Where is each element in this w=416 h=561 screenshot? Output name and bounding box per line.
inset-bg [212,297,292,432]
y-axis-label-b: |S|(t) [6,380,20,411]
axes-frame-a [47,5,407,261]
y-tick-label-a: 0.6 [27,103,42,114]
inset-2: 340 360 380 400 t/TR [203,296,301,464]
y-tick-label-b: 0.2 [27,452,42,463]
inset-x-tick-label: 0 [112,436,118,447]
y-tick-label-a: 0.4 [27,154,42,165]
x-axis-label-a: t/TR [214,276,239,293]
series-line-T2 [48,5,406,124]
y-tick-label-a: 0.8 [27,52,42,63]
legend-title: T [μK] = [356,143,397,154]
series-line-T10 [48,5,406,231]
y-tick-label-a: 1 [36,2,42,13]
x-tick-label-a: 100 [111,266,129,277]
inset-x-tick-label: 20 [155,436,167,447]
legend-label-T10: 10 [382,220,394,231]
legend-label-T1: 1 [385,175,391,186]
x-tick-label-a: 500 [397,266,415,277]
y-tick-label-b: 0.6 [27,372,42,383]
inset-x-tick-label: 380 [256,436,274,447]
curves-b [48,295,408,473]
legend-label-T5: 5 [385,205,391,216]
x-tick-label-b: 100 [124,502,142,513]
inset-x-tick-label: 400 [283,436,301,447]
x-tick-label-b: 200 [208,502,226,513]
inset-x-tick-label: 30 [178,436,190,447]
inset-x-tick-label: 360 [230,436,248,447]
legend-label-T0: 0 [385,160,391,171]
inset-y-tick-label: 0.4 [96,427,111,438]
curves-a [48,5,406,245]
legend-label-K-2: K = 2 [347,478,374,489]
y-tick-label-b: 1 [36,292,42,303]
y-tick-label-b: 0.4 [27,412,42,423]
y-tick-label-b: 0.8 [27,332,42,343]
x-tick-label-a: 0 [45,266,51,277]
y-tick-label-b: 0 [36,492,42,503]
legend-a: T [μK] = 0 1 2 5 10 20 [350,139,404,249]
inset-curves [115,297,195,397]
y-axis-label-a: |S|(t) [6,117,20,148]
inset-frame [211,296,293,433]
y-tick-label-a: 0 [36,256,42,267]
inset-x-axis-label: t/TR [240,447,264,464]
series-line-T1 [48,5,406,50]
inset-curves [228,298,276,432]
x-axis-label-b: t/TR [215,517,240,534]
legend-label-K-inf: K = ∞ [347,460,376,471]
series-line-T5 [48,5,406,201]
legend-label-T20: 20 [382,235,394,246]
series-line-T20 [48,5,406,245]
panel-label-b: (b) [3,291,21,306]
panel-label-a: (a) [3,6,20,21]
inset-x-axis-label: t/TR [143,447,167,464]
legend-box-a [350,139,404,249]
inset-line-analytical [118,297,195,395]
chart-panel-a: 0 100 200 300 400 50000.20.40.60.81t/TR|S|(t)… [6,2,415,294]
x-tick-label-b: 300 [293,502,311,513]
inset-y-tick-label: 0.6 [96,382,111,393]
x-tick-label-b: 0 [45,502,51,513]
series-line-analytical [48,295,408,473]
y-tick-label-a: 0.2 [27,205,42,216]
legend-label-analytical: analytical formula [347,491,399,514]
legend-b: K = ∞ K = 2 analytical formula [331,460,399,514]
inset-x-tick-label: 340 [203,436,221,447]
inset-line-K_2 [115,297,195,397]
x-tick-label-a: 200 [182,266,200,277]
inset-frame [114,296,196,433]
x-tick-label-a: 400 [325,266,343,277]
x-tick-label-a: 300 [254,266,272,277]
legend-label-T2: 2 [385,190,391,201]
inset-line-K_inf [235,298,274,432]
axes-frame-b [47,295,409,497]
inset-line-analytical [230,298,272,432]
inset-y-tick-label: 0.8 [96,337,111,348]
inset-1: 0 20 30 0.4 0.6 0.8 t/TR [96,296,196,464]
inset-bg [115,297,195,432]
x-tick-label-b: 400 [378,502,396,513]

-=-=-

WHAT YOU SHOULD DO — Rename "y-tick-label-a" to "y-tick-label-top" in the lines running from the start of the records through the line holding "inset-x-tick-label: 380 [256,436,274,447]", inclusive, and give those lines again with nothing else changed.

RESULT OF THIS EXERCISE —
Where is each element in this w=416 h=561 screenshot? Output name and bounding box per line.
inset-bg [212,297,292,432]
y-axis-label-b: |S|(t) [6,380,20,411]
axes-frame-a [47,5,407,261]
y-tick-label-top: 0.6 [27,103,42,114]
inset-2: 340 360 380 400 t/TR [203,296,301,464]
y-tick-label-b: 0.2 [27,452,42,463]
inset-x-tick-label: 0 [112,436,118,447]
y-tick-label-top: 0.4 [27,154,42,165]
x-axis-label-a: t/TR [214,276,239,293]
series-line-T2 [48,5,406,124]
y-tick-label-top: 0.8 [27,52,42,63]
legend-title: T [μK] = [356,143,397,154]
series-line-T10 [48,5,406,231]
y-tick-label-top: 1 [36,2,42,13]
x-tick-label-a: 100 [111,266,129,277]
inset-x-tick-label: 20 [155,436,167,447]
legend-label-T10: 10 [382,220,394,231]
legend-label-T1: 1 [385,175,391,186]
x-tick-label-a: 500 [397,266,415,277]
y-tick-label-b: 0.6 [27,372,42,383]
inset-x-tick-label: 380 [256,436,274,447]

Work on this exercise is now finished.